EXERCISE: Reproduce the data in its entirety, exactly as supplied.

-- start of MATERIAL FOR THIS EXERCISE --

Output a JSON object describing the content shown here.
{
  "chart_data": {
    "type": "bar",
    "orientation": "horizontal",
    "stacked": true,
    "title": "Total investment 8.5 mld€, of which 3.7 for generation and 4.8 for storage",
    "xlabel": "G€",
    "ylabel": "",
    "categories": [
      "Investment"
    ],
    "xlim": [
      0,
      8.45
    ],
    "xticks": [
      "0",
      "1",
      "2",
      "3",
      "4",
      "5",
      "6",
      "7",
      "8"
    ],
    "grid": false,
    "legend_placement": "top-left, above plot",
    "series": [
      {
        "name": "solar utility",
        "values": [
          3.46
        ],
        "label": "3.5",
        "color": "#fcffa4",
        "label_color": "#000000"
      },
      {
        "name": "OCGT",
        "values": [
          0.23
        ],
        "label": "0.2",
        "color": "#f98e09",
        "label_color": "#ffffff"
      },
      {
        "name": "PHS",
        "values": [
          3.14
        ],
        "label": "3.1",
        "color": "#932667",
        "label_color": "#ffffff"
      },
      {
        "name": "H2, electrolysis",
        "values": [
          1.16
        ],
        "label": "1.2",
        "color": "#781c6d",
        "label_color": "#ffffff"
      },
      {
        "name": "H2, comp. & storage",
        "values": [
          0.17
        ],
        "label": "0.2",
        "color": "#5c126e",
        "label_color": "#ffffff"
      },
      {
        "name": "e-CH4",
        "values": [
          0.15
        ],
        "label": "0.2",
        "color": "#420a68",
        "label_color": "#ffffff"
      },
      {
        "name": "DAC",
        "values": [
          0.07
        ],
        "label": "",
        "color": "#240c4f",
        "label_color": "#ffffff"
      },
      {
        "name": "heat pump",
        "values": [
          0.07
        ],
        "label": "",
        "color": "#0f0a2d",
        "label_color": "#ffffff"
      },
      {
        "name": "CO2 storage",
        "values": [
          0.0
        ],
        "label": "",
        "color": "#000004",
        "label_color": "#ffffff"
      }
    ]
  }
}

-- end of MATERIAL FOR THIS EXERCISE --

OUTPUT:
Output a JSON object describing the content shown here.
{
  "chart_data": {
    "type": "bar",
    "orientation": "horizontal",
    "stacked": true,
    "title": "Total investment 8.5 mld€, of which 3.7 for generation and 4.8 for storage",
    "xlabel": "G€",
    "ylabel": "",
    "categories": [
      "Investment"
    ],
    "xlim": [
      0,
      8.45
    ],
    "xticks": [
      "0",
      "1",
      "2",
      "3",
      "4",
      "5",
      "6",
      "7",
      "8"
    ],
    "grid": false,
    "legend_placement": "top-left, above plot",
    "series": [
      {
        "name": "solar utility",
        "values": [
          3.46
        ],
        "label": "3.5",
        "color": "#fcffa4",
        "label_color": "#000000"
      },
      {
        "name": "OCGT",
        "values": [
          0.23
        ],
        "label": "0.2",
        "color": "#f98e09",
        "label_color": "#ffffff"
      },
      {
        "name": "PHS",
        "values": [
          3.14
        ],
        "label": "3.1",
        "color": "#932667",
        "label_color": "#ffffff"
      },
      {
        "name": "H2, electrolysis",
        "values": [
          1.16
        ],
        "label": "1.2",
        "color": "#781c6d",
        "label_color": "#ffffff"
      },
      {
        "name": "H2, comp. & storage",
        "values": [
          0.17
        ],
        "label": "0.2",
        "color": "#5c126e",
        "label_color": "#ffffff"
      },
      {
        "name": "e-CH4",
        "values": [
          0.15
        ],
        "label": "0.2",
        "color": "#420a68",
        "label_color": "#ffffff"
      },
      {
        "name": "DAC",
        "values": [
          0.07
        ],
        "label": "",
        "color": "#240c4f",
        "label_color": "#ffffff"
      },
      {
        "name": "heat pump",
        "values": [
          0.07
        ],
        "label": "",
        "color": "#0f0a2d",
        "label_color": "#ffffff"
      },
      {
        "name": "CO2 storage",
        "values": [
          0.0
        ],
        "label": "",
        "color": "#000004",
        "label_color": "#ffffff"
      }
    ]
  }
}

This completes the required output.